• **Instructions for the task**: Every record should be written out exactly, please.

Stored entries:
▼▼▼

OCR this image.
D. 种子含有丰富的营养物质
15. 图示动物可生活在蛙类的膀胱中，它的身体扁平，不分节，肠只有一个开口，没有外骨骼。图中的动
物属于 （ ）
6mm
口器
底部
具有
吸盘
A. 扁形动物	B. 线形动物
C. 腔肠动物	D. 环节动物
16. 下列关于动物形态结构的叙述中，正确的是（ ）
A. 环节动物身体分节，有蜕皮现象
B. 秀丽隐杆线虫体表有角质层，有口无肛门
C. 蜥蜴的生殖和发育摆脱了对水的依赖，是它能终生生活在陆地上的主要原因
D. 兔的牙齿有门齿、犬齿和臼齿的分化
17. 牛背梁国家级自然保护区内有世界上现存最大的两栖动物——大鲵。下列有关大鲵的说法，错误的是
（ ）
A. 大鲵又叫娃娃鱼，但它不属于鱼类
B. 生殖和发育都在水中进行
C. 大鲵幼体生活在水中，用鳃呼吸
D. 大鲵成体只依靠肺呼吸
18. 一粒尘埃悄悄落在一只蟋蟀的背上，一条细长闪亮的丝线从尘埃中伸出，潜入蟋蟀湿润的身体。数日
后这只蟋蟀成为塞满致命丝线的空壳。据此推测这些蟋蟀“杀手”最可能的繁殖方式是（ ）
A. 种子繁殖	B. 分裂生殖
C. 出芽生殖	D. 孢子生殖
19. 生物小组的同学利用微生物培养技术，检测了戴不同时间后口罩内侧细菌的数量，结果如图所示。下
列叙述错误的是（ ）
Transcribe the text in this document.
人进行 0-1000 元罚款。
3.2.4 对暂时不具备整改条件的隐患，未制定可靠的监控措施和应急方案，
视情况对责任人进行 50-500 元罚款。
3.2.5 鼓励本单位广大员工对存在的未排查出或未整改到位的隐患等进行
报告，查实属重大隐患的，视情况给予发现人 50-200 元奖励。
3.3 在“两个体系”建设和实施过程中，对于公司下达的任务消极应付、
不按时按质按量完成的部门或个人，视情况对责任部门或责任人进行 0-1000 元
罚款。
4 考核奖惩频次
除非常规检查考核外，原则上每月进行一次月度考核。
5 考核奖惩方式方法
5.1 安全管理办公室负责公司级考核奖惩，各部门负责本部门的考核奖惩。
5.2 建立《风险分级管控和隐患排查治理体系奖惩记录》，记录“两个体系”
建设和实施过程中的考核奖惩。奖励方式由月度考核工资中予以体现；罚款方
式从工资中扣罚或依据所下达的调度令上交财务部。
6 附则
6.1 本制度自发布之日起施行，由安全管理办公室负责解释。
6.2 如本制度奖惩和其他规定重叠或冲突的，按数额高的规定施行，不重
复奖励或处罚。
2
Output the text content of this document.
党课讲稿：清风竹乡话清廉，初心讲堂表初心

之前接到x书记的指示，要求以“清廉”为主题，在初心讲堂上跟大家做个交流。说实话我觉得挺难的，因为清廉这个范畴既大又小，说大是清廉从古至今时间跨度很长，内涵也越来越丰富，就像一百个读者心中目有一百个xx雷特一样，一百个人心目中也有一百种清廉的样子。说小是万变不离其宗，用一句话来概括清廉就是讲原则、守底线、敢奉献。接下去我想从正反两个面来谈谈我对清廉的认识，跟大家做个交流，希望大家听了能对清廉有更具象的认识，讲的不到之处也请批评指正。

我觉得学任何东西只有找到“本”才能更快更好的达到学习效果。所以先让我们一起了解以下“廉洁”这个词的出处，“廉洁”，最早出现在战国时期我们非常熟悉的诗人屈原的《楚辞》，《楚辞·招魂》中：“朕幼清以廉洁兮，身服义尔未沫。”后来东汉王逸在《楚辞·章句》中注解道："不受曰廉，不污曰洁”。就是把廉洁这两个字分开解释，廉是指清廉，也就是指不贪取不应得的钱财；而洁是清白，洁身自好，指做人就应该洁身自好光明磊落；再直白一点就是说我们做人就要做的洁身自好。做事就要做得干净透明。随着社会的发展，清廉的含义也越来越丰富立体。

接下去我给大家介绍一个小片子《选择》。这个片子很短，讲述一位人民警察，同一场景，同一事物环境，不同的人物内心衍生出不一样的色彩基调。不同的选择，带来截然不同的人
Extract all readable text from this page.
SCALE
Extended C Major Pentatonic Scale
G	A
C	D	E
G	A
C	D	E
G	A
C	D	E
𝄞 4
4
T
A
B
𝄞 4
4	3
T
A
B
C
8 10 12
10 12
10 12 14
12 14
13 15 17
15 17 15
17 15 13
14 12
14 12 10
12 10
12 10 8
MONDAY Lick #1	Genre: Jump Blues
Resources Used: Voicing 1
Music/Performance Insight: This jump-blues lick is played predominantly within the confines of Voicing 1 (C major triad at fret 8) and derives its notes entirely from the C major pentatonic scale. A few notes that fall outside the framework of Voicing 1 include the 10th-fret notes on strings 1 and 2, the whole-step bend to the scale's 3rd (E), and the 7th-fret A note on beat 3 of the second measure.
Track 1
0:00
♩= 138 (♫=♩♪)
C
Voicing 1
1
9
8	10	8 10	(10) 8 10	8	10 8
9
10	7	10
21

▲▲▲

• **Written answer**:
OCR this image.
D. 种子含有丰富的营养物质
15. 图示动物可生活在蛙类的膀胱中，它的身体扁平，不分节，肠只有一个开口，没有外骨骼。图中的动
物属于 （ ）
6mm
口器
底部
具有
吸盘
A. 扁形动物	B. 线形动物
C. 腔肠动物	D. 环节动物
16. 下列关于动物形态结构的叙述中，正确的是（ ）
A. 环节动物身体分节，有蜕皮现象
B. 秀丽隐杆线虫体表有角质层，有口无肛门
C. 蜥蜴的生殖和发育摆脱了对水的依赖，是它能终生生活在陆地上的主要原因
D. 兔的牙齿有门齿、犬齿和臼齿的分化
17. 牛背梁国家级自然保护区内有世界上现存最大的两栖动物——大鲵。下列有关大鲵的说法，错误的是
（ ）
A. 大鲵又叫娃娃鱼，但它不属于鱼类
B. 生殖和发育都在水中进行
C. 大鲵幼体生活在水中，用鳃呼吸
D. 大鲵成体只依靠肺呼吸
18. 一粒尘埃悄悄落在一只蟋蟀的背上，一条细长闪亮的丝线从尘埃中伸出，潜入蟋蟀湿润的身体。数日
后这只蟋蟀成为塞满致命丝线的空壳。据此推测这些蟋蟀“杀手”最可能的繁殖方式是（ ）
A. 种子繁殖	B. 分裂生殖
C. 出芽生殖	D. 孢子生殖
19. 生物小组的同学利用微生物培养技术，检测了戴不同时间后口罩内侧细菌的数量，结果如图所示。下
列叙述错误的是（ ）
Transcribe the text in this document.
人进行 0-1000 元罚款。
3.2.4 对暂时不具备整改条件的隐患，未制定可靠的监控措施和应急方案，
视情况对责任人进行 50-500 元罚款。
3.2.5 鼓励本单位广大员工对存在的未排查出或未整改到位的隐患等进行
报告，查实属重大隐患的，视情况给予发现人 50-200 元奖励。
3.3 在“两个体系”建设和实施过程中，对于公司下达的任务消极应付、
不按时按质按量完成的部门或个人，视情况对责任部门或责任人进行 0-1000 元
罚款。
4 考核奖惩频次
除非常规检查考核外，原则上每月进行一次月度考核。
5 考核奖惩方式方法
5.1 安全管理办公室负责公司级考核奖惩，各部门负责本部门的考核奖惩。
5.2 建立《风险分级管控和隐患排查治理体系奖惩记录》，记录“两个体系”
建设和实施过程中的考核奖惩。奖励方式由月度考核工资中予以体现；罚款方
式从工资中扣罚或依据所下达的调度令上交财务部。
6 附则
6.1 本制度自发布之日起施行，由安全管理办公室负责解释。
6.2 如本制度奖惩和其他规定重叠或冲突的，按数额高的规定施行，不重
复奖励或处罚。
2
Output the text content of this document.
党课讲稿：清风竹乡话清廉，初心讲堂表初心

之前接到x书记的指示，要求以“清廉”为主题，在初心讲堂上跟大家做个交流。说实话我觉得挺难的，因为清廉这个范畴既大又小，说大是清廉从古至今时间跨度很长，内涵也越来越丰富，就像一百个读者心中目有一百个xx雷特一样，一百个人心目中也有一百种清廉的样子。说小是万变不离其宗，用一句话来概括清廉就是讲原则、守底线、敢奉献。接下去我想从正反两个面来谈谈我对清廉的认识，跟大家做个交流，希望大家听了能对清廉有更具象的认识，讲的不到之处也请批评指正。

我觉得学任何东西只有找到“本”才能更快更好的达到学习效果。所以先让我们一起了解以下“廉洁”这个词的出处，“廉洁”，最早出现在战国时期我们非常熟悉的诗人屈原的《楚辞》，《楚辞·招魂》中：“朕幼清以廉洁兮，身服义尔未沫。”后来东汉王逸在《楚辞·章句》中注解道："不受曰廉，不污曰洁”。就是把廉洁这两个字分开解释，廉是指清廉，也就是指不贪取不应得的钱财；而洁是清白，洁身自好，指做人就应该洁身自好光明磊落；再直白一点就是说我们做人就要做的洁身自好。做事就要做得干净透明。随着社会的发展，清廉的含义也越来越丰富立体。

接下去我给大家介绍一个小片子《选择》。这个片子很短，讲述一位人民警察，同一场景，同一事物环境，不同的人物内心衍生出不一样的色彩基调。不同的选择，带来截然不同的人
Extract all readable text from this page.
SCALE
Extended C Major Pentatonic Scale
G	A
C	D	E
G	A
C	D	E
G	A
C	D	E
𝄞 4
4
T
A
B
𝄞 4
4	3
T
A
B
C
8 10 12
10 12
10 12 14
12 14
13 15 17
15 17 15
17 15 13
14 12
14 12 10
12 10
12 10 8
MONDAY Lick #1	Genre: Jump Blues
Resources Used: Voicing 1
Music/Performance Insight: This jump-blues lick is played predominantly within the confines of Voicing 1 (C major triad at fret 8) and derives its notes entirely from the C major pentatonic scale. A few notes that fall outside the framework of Voicing 1 include the 10th-fret notes on strings 1 and 2, the whole-step bend to the scale's 3rd (E), and the 7th-fret A note on beat 3 of the second measure.
Track 1
0:00
♩= 138 (♫=♩♪)
C
Voicing 1
1
9
8	10	8 10	(10) 8 10	8	10 8
9
10	7	10
21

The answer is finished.